**EXERCISE AIM:** Extract all lines from the data beneath that include the word "chive".

-=-=-

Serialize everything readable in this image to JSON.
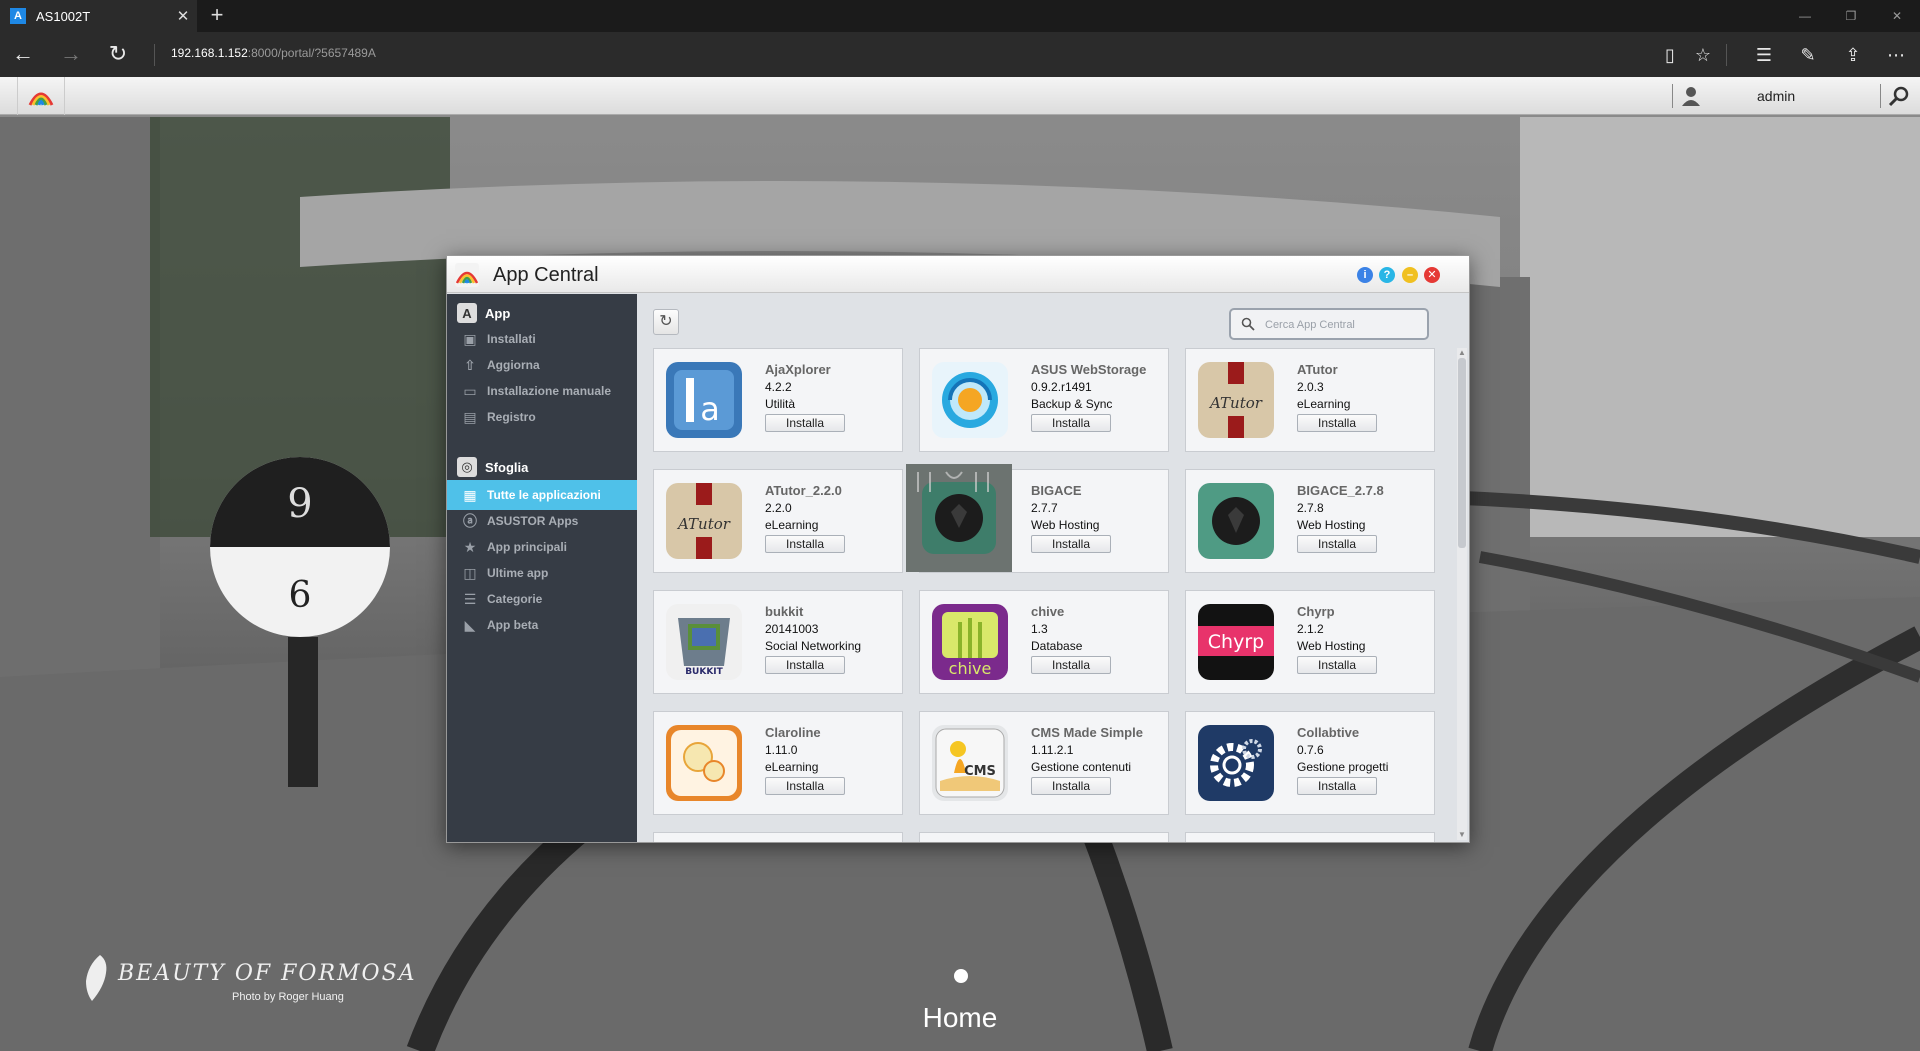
{
  "browser": {
    "tab_title": "AS1002T",
    "tab_favicon": "A",
    "url_host": "192.168.1.152",
    "url_path": ":8000/portal/?5657489A",
    "icons": [
      "back-arrow-icon",
      "forward-arrow-icon",
      "refresh-icon",
      "reading-view-icon",
      "favorite-star-icon",
      "hub-icon",
      "web-note-icon",
      "share-icon",
      "more-icon"
    ]
  },
  "nas": {
    "username": "admin",
    "branding_title": "BEAUTY OF FORMOSA",
    "branding_credit": "Photo by Roger Huang",
    "home_label": "Home"
  },
  "window": {
    "title": "App Central",
    "buttons": {
      "info": "i",
      "help": "?",
      "accent_info": "#3b82e6",
      "accent_help": "#29b6e6",
      "accent_min": "#f0c020",
      "accent_close": "#e53935"
    }
  },
  "sidebar": {
    "section_app": "App",
    "app_items": [
      {
        "label": "Installati",
        "icon": "installed-icon"
      },
      {
        "label": "Aggiorna",
        "icon": "upload-icon"
      },
      {
        "label": "Installazione manuale",
        "icon": "folder-open-icon"
      },
      {
        "label": "Registro",
        "icon": "log-icon"
      }
    ],
    "section_browse": "Sfoglia",
    "browse_items": [
      {
        "label": "Tutte le applicazioni",
        "icon": "grid-icon",
        "active": true
      },
      {
        "label": "ASUSTOR Apps",
        "icon": "asustor-icon",
        "active": false
      },
      {
        "label": "App principali",
        "icon": "star-icon",
        "active": false
      },
      {
        "label": "Ultime app",
        "icon": "new-icon",
        "active": false
      },
      {
        "label": "Categorie",
        "icon": "list-icon",
        "active": false
      },
      {
        "label": "App beta",
        "icon": "beta-icon",
        "active": false
      }
    ],
    "accent": "#4fc1e9"
  },
  "content": {
    "search_placeholder": "Cerca App Central",
    "install_label": "Installa",
    "apps": [
      {
        "name": "AjaXplorer",
        "version": "4.2.2",
        "category": "Utilità",
        "icon": "ajaxplorer-icon"
      },
      {
        "name": "ASUS WebStorage",
        "version": "0.9.2.r1491",
        "category": "Backup & Sync",
        "icon": "asus-webstorage-icon"
      },
      {
        "name": "ATutor",
        "version": "2.0.3",
        "category": "eLearning",
        "icon": "atutor-icon",
        "icon_text": "ATutor"
      },
      {
        "name": "ATutor_2.2.0",
        "version": "2.2.0",
        "category": "eLearning",
        "icon": "atutor-icon",
        "icon_text": "ATutor"
      },
      {
        "name": "BIGACE",
        "version": "2.7.7",
        "category": "Web Hosting",
        "icon": "bigace-icon"
      },
      {
        "name": "BIGACE_2.7.8",
        "version": "2.7.8",
        "category": "Web Hosting",
        "icon": "bigace-icon"
      },
      {
        "name": "bukkit",
        "version": "20141003",
        "category": "Social Networking",
        "icon": "bukkit-icon",
        "icon_text": "BUKKIT"
      },
      {
        "name": "chive",
        "version": "1.3",
        "category": "Database",
        "icon": "chive-icon",
        "icon_text": "chive"
      },
      {
        "name": "Chyrp",
        "version": "2.1.2",
        "category": "Web Hosting",
        "icon": "chyrp-icon",
        "icon_text": "Chyrp"
      },
      {
        "name": "Claroline",
        "version": "1.11.0",
        "category": "eLearning",
        "icon": "claroline-icon"
      },
      {
        "name": "CMS Made Simple",
        "version": "1.11.2.1",
        "category": "Gestione contenuti",
        "icon": "cms-made-simple-icon",
        "icon_text": "CMS"
      },
      {
        "name": "Collabtive",
        "version": "0.7.6",
        "category": "Gestione progetti",
        "icon": "collabtive-gear-icon"
      }
    ]
  }
}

-=-=-

**TASK ANSWER:**
        "name": "chive",
        "icon": "chive-icon",
        "icon_text": "chive"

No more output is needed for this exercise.